__SET EXERCISE__
Rewrite all of the records below with every "spectrum-line" changed to "spectral-trace" and nothing else altered, leaving out the pictures.

Element and coordinate records:
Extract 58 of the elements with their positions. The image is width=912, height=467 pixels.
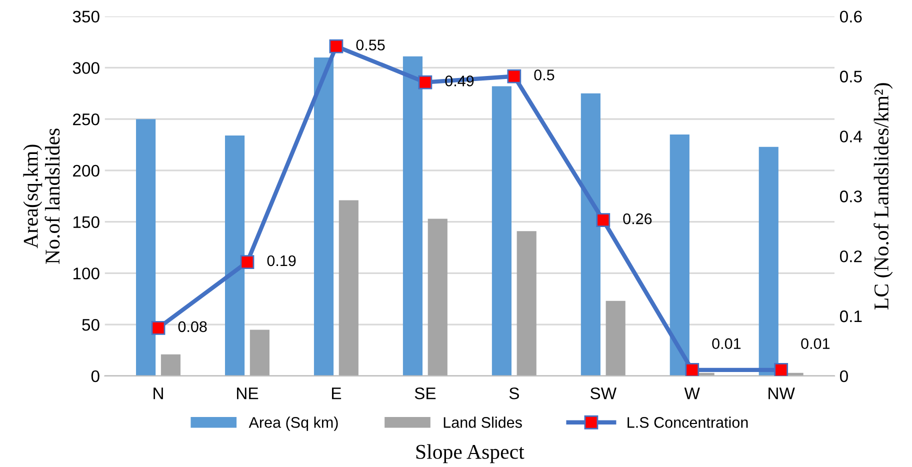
bar (338, 200, 358, 376)
legend-label: L.S Concentration (628, 416, 748, 428)
bar (492, 86, 512, 376)
y2-tick-label: 0.6 (840, 10, 862, 23)
y-axis-title: Area(sq.km) No.of landslides (23, 128, 60, 264)
y-tick-label: 200 (73, 164, 100, 177)
y2-tick-label: 0 (840, 370, 848, 382)
y2-axis-title: LC (No.of Landslides/km²) (874, 83, 893, 310)
data-label: 0.5 (534, 70, 554, 80)
data-label: 0.19 (267, 255, 296, 266)
y2-tick-label: 0.4 (840, 130, 862, 142)
y-tick-label: 150 (73, 216, 100, 228)
legend-label: Land Slides (444, 416, 522, 428)
x-tick-label: E (332, 388, 342, 400)
y2-tick-label: 0.1 (840, 310, 862, 322)
point (418, 75, 432, 90)
point (240, 255, 254, 270)
bar (428, 218, 448, 376)
x-axis-title: Slope Aspect (416, 444, 524, 464)
bar (516, 231, 536, 376)
y-tick-label: 50 (82, 318, 100, 331)
y2-tick-label: 0.2 (840, 250, 862, 262)
y-tick-label: 300 (72, 62, 100, 74)
bar (606, 300, 626, 376)
data-label: 0.01 (712, 338, 741, 350)
data-label: 0.01 (801, 338, 830, 350)
bar (580, 93, 600, 376)
bar (224, 136, 245, 376)
x-tick-label: W (684, 388, 700, 400)
x-tick-label: N (154, 388, 163, 400)
legend-label: Area (Sq km) (248, 416, 338, 431)
point (507, 69, 522, 84)
bar (758, 146, 778, 376)
point (329, 39, 344, 54)
point (596, 213, 610, 228)
bar (136, 119, 156, 376)
data-label: 0.08 (178, 321, 207, 332)
x-tick-label: NW (768, 388, 795, 400)
bar (670, 134, 690, 376)
y-tick-label: 250 (73, 113, 100, 126)
y-tick-label: 350 (72, 10, 100, 23)
y-tick-label: 100 (73, 268, 100, 280)
data-label: 0.26 (623, 213, 652, 224)
y2-tick-label: 0.3 (840, 190, 862, 202)
y2-tick-label: 0.5 (840, 70, 862, 82)
x-tick-label: S (509, 387, 519, 400)
point (685, 362, 700, 376)
y-tick-label: 0 (91, 370, 100, 382)
x-tick-label: SE (414, 387, 436, 400)
bar (250, 330, 270, 376)
data-label: 0.55 (356, 40, 385, 50)
point (151, 321, 166, 335)
bar (314, 57, 334, 376)
point (774, 362, 788, 376)
x-tick-label: NE (237, 388, 258, 400)
bar (402, 56, 423, 376)
bar (160, 354, 181, 376)
x-tick-label: SW (590, 387, 617, 400)
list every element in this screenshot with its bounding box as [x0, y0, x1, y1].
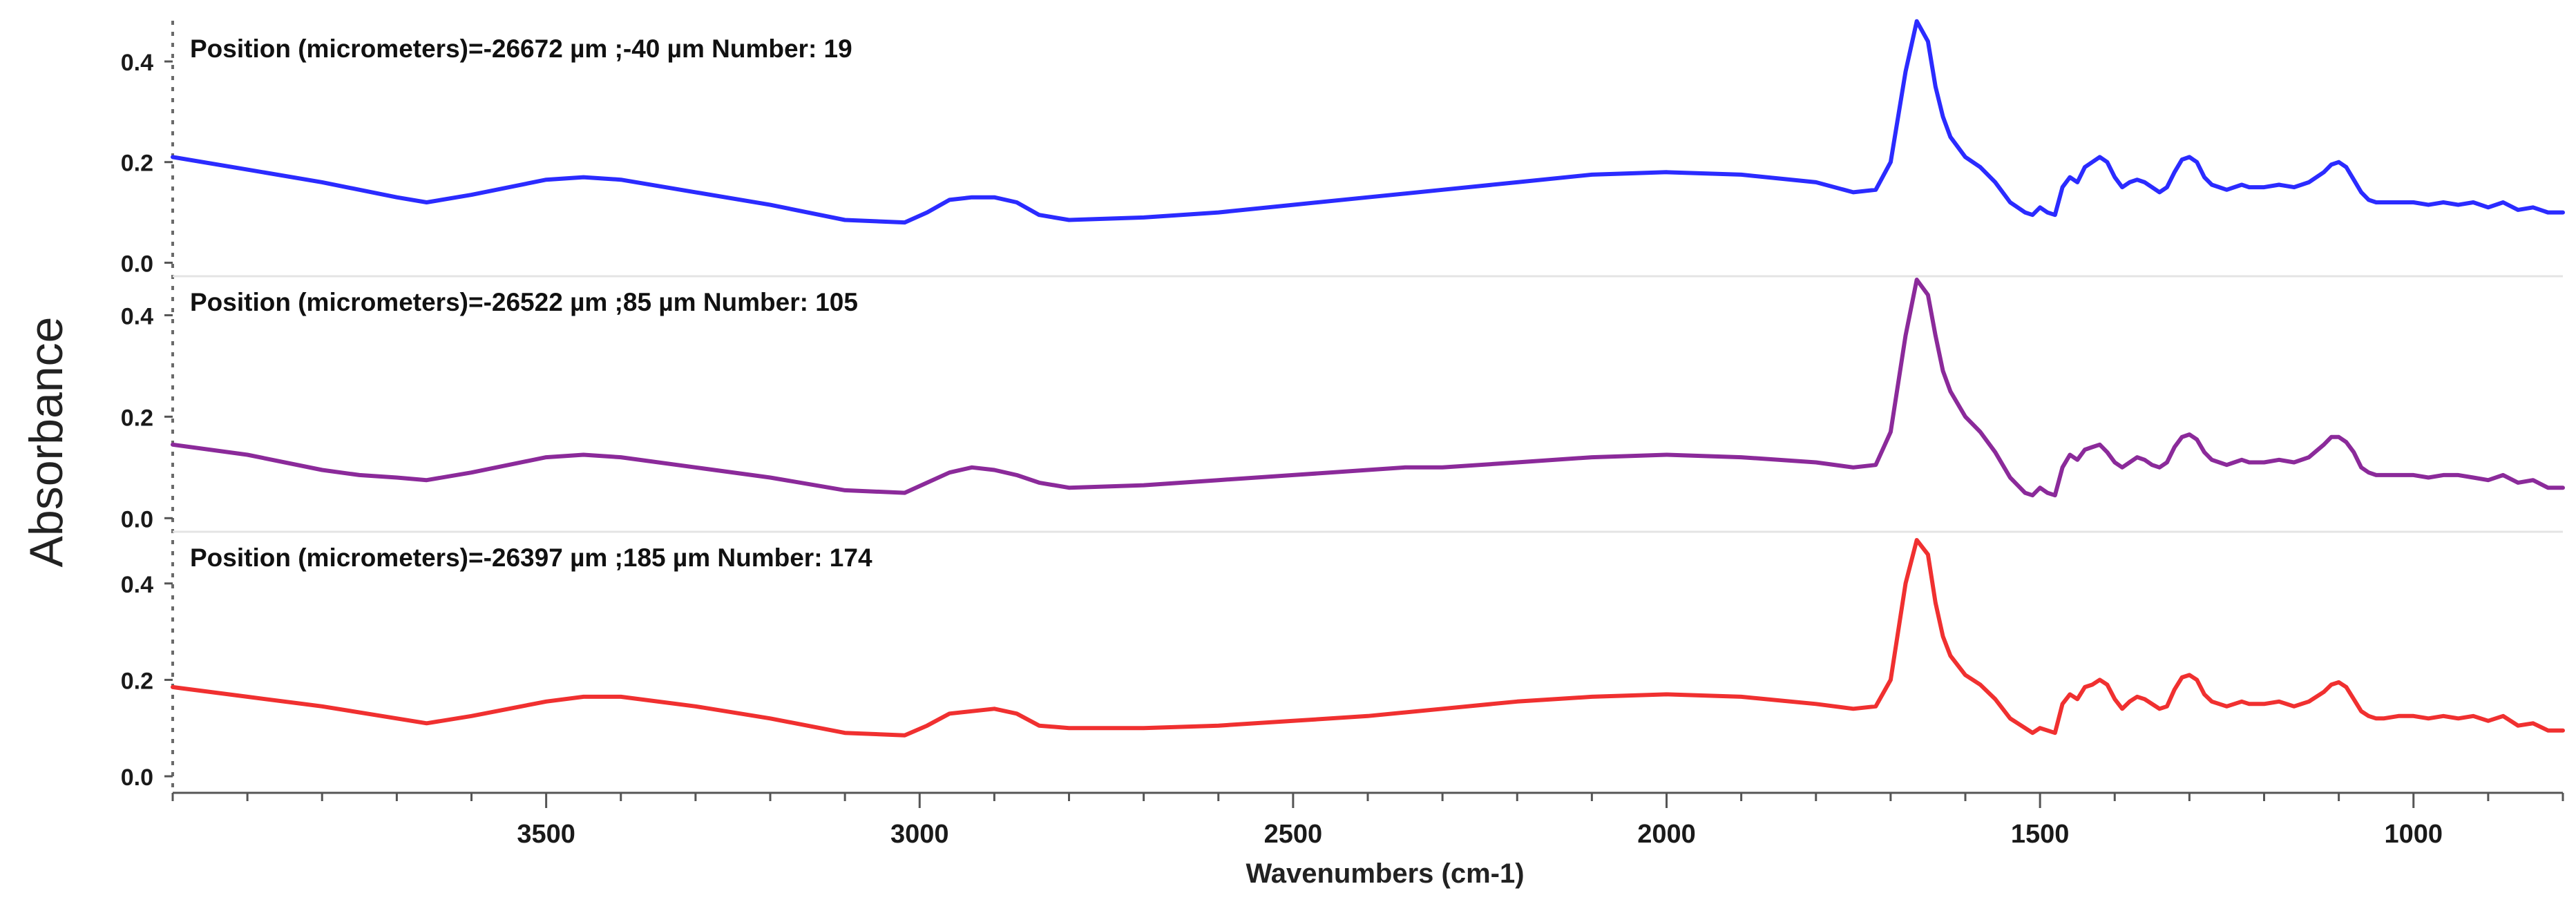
x-tick-label: 1000	[2384, 820, 2443, 849]
panel-title: Position (micrometers)=-26397 µm ;185 µm…	[190, 544, 872, 572]
spectrum-line	[171, 538, 2565, 738]
spectrum-line	[171, 278, 2565, 498]
y-tick-label: 0.2	[121, 151, 153, 177]
y-tick-label: 0.0	[121, 251, 153, 277]
y-tick-label: 0.0	[121, 765, 153, 791]
x-tick-label: 2500	[1264, 820, 1323, 849]
y-tick-label: 0.0	[121, 506, 153, 532]
y-axis-title: Absorbance	[20, 317, 73, 568]
y-tick-label: 0.2	[121, 405, 153, 431]
spectrum-panel: 0.0 0.2 0.4 Position (micrometers)=-26397 µ…	[121, 530, 2565, 791]
spectrum-panel: 0.0 0.2 0.4 Position (micrometers)=-26672 µ…	[121, 19, 2565, 277]
y-tick-label: 0.4	[121, 303, 153, 329]
spectrum-panel: 0.0 0.2 0.4 Position (micrometers)=-26522 µ…	[121, 275, 2565, 532]
y-tick-label: 0.2	[121, 668, 153, 694]
x-axis-title: Wavenumbers (cm-1)	[1246, 858, 1524, 889]
x-tick-label: 3000	[890, 820, 949, 849]
x-tick-label: 1500	[2011, 820, 2070, 849]
y-tick-label: 0.4	[121, 572, 153, 598]
x-tick-label: 3500	[517, 820, 575, 849]
panel-title: Position (micrometers)=-26522 µm ;85 µm …	[190, 288, 858, 316]
spectrum-line	[171, 19, 2565, 225]
axis-layer: 3500 3000 2500 2000 1500 1000	[171, 21, 2564, 849]
panels-layer: 0.0 0.2 0.4 Position (micrometers)=-26672 µ…	[121, 19, 2565, 791]
y-tick-label: 0.4	[121, 50, 153, 76]
panel-title: Position (micrometers)=-26672 µm ;-40 µm…	[190, 35, 852, 63]
x-tick-label: 2000	[1637, 820, 1696, 849]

__THE REPLY__
Extract 58 of the elements with their positions. The image is width=912, height=467 pixels.
bar (338, 200, 358, 376)
legend-label: L.S Concentration (628, 416, 748, 428)
bar (492, 86, 512, 376)
y2-tick-label: 0.6 (840, 10, 862, 23)
y-axis-title: Area(sq.km) No.of landslides (23, 128, 60, 264)
y-tick-label: 200 (73, 164, 100, 177)
y2-tick-label: 0 (840, 370, 848, 382)
y2-axis-title: LC (No.of Landslides/km²) (874, 83, 893, 310)
data-label: 0.5 (534, 70, 554, 80)
data-label: 0.19 (267, 255, 296, 266)
y2-tick-label: 0.4 (840, 130, 862, 142)
y-tick-label: 150 (73, 216, 100, 228)
legend-label: Land Slides (444, 416, 522, 428)
x-tick-label: E (332, 388, 342, 400)
y2-tick-label: 0.1 (840, 310, 862, 322)
point (418, 75, 432, 90)
point (240, 255, 254, 270)
bar (428, 218, 448, 376)
x-axis-title: Slope Aspect (416, 444, 524, 464)
bar (516, 231, 536, 376)
y-tick-label: 50 (82, 318, 100, 331)
y2-tick-label: 0.2 (840, 250, 862, 262)
y-tick-label: 300 (72, 62, 100, 74)
bar (606, 300, 626, 376)
data-label: 0.01 (712, 338, 741, 350)
data-label: 0.01 (801, 338, 830, 350)
bar (580, 93, 600, 376)
bar (224, 136, 245, 376)
x-tick-label: W (684, 388, 700, 400)
x-tick-label: N (154, 388, 163, 400)
legend-label: Area (Sq km) (248, 416, 338, 431)
point (507, 69, 522, 84)
bar (758, 146, 778, 376)
point (329, 39, 344, 54)
point (596, 213, 610, 228)
bar (136, 119, 156, 376)
data-label: 0.08 (178, 321, 207, 332)
x-tick-label: NW (768, 388, 795, 400)
bar (670, 134, 690, 376)
y-tick-label: 250 (73, 113, 100, 126)
y-tick-label: 350 (72, 10, 100, 23)
y-tick-label: 100 (73, 268, 100, 280)
data-label: 0.26 (623, 213, 652, 224)
y2-tick-label: 0.3 (840, 190, 862, 202)
y2-tick-label: 0.5 (840, 70, 862, 82)
x-tick-label: S (509, 387, 519, 400)
point (685, 362, 700, 376)
y-tick-label: 0 (91, 370, 100, 382)
x-tick-label: SE (414, 387, 436, 400)
bar (250, 330, 270, 376)
data-label: 0.55 (356, 40, 385, 50)
point (151, 321, 166, 335)
bar (314, 57, 334, 376)
point (774, 362, 788, 376)
x-tick-label: NE (237, 388, 258, 400)
bar (402, 56, 423, 376)
bar (160, 354, 181, 376)
x-tick-label: SW (590, 387, 617, 400)
list every element in this screenshot with its bounding box as [x0, y0, x1, y1].
x-tick-label: 1000	[2384, 820, 2443, 849]
panel-title: Position (micrometers)=-26397 µm ;185 µm…	[190, 544, 872, 572]
spectral-trace	[171, 538, 2565, 738]
spectral-trace	[171, 278, 2565, 498]
y-tick-label: 0.2	[121, 151, 153, 177]
y-tick-label: 0.0	[121, 251, 153, 277]
y-tick-label: 0.0	[121, 765, 153, 791]
x-tick-label: 2500	[1264, 820, 1323, 849]
y-tick-label: 0.0	[121, 506, 153, 532]
y-axis-title: Absorbance	[20, 317, 73, 568]
y-tick-label: 0.2	[121, 405, 153, 431]
spectrum-panel: 0.0 0.2 0.4 Position (micrometers)=-26397 µ…	[121, 530, 2565, 791]
spectrum-panel: 0.0 0.2 0.4 Position (micrometers)=-26672 µ…	[121, 19, 2565, 277]
y-tick-label: 0.4	[121, 303, 153, 329]
spectrum-panel: 0.0 0.2 0.4 Position (micrometers)=-26522 µ…	[121, 275, 2565, 532]
y-tick-label: 0.2	[121, 668, 153, 694]
x-axis-title: Wavenumbers (cm-1)	[1246, 858, 1524, 889]
x-tick-label: 3000	[890, 820, 949, 849]
x-tick-label: 1500	[2011, 820, 2070, 849]
y-tick-label: 0.4	[121, 572, 153, 598]
x-tick-label: 3500	[517, 820, 575, 849]
panel-title: Position (micrometers)=-26522 µm ;85 µm …	[190, 288, 858, 316]
spectral-trace	[171, 19, 2565, 225]
axis-layer: 3500 3000 2500 2000 1500 1000	[171, 21, 2564, 849]
panels-layer: 0.0 0.2 0.4 Position (micrometers)=-26672 µ…	[121, 19, 2565, 791]
y-tick-label: 0.4	[121, 50, 153, 76]
panel-title: Position (micrometers)=-26672 µm ;-40 µm…	[190, 35, 852, 63]
x-tick-label: 2000	[1637, 820, 1696, 849]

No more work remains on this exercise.